Take each line containing "page" and report it exactly as written.

-- Data provided start --

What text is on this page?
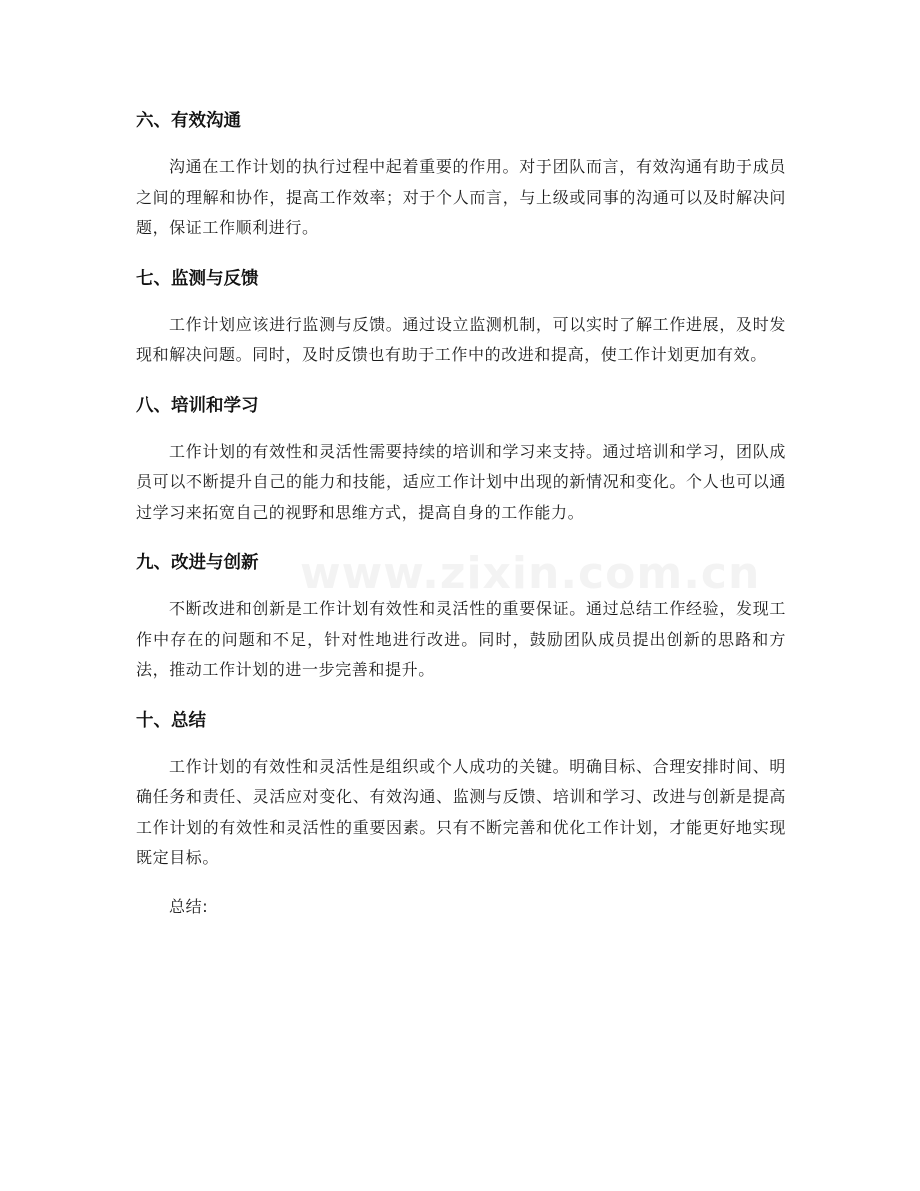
www.zixin.com.cn
六、有效沟通

沟通在工作计划的执行过程中起着重要的作用。对于团队而言，有效沟通有助于成员之间的理解和协作，提高工作效率；对于个人而言，与上级或同事的沟通可以及时解决问题，保证工作顺利进行。

七、监测与反馈

工作计划应该进行监测与反馈。通过设立监测机制，可以实时了解工作进展，及时发现和解决问题。同时，及时反馈也有助于工作中的改进和提高，使工作计划更加有效。

八、培训和学习

工作计划的有效性和灵活性需要持续的培训和学习来支持。通过培训和学习，团队成员可以不断提升自己的能力和技能，适应工作计划中出现的新情况和变化。个人也可以通过学习来拓宽自己的视野和思维方式，提高自身的工作能力。

九、改进与创新

不断改进和创新是工作计划有效性和灵活性的重要保证。通过总结工作经验，发现工作中存在的问题和不足，针对性地进行改进。同时，鼓励团队成员提出创新的思路和方法，推动工作计划的进一步完善和提升。

十、总结

工作计划的有效性和灵活性是组织或个人成功的关键。明确目标、合理安排时间、明确任务和责任、灵活应对变化、有效沟通、监测与反馈、培训和学习、改进与创新是提高工作计划的有效性和灵活性的重要因素。只有不断完善和优化工作计划，才能更好地实现既定目标。

总结:
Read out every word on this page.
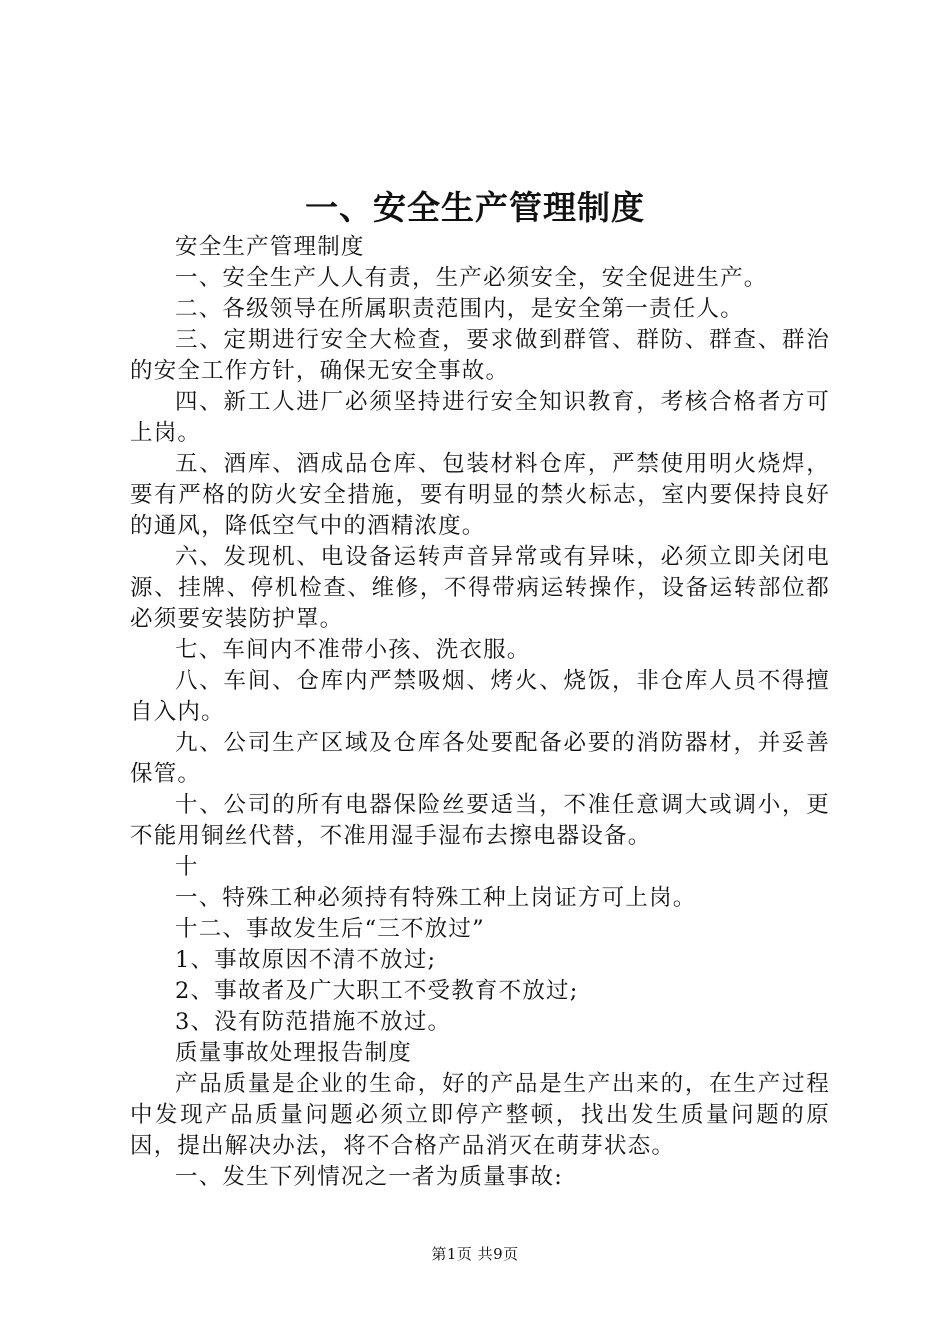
一、安全生产管理制度

安全生产管理制度

一、安全生产人人有责，生产必须安全，安全促进生产。

二、各级领导在所属职责范围内，是安全第一责任人。

三、定期进行安全大检查，要求做到群管、群防、群查、群治的安全工作方针，确保无安全事故。

四、新工人进厂必须坚持进行安全知识教育，考核合格者方可上岗。

五、酒库、酒成品仓库、包装材料仓库，严禁使用明火烧焊，要有严格的防火安全措施，要有明显的禁火标志，室内要保持良好的通风，降低空气中的酒精浓度。

六、发现机、电设备运转声音异常或有异味，必须立即关闭电源、挂牌、停机检查、维修，不得带病运转操作，设备运转部位都必须要安装防护罩。

七、车间内不准带小孩、洗衣服。

八、车间、仓库内严禁吸烟、烤火、烧饭，非仓库人员不得擅自入内。

九、公司生产区域及仓库各处要配备必要的消防器材，并妥善保管。

十、公司的所有电器保险丝要适当，不准任意调大或调小，更不能用铜丝代替，不准用湿手湿布去擦电器设备。

十

一、特殊工种必须持有特殊工种上岗证方可上岗。

十二、事故发生后“三不放过”

1、事故原因不清不放过;

2、事故者及广大职工不受教育不放过;

3、没有防范措施不放过。

质量事故处理报告制度

产品质量是企业的生命，好的产品是生产出来的，在生产过程中发现产品质量问题必须立即停产整顿，找出发生质量问题的原因，提出解决办法，将不合格产品消灭在萌芽状态。

一、发生下列情况之一者为质量事故:

第1页 共9页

-- Data provided end --

> _The reply_
What text is on this page?
Read out every word on this page.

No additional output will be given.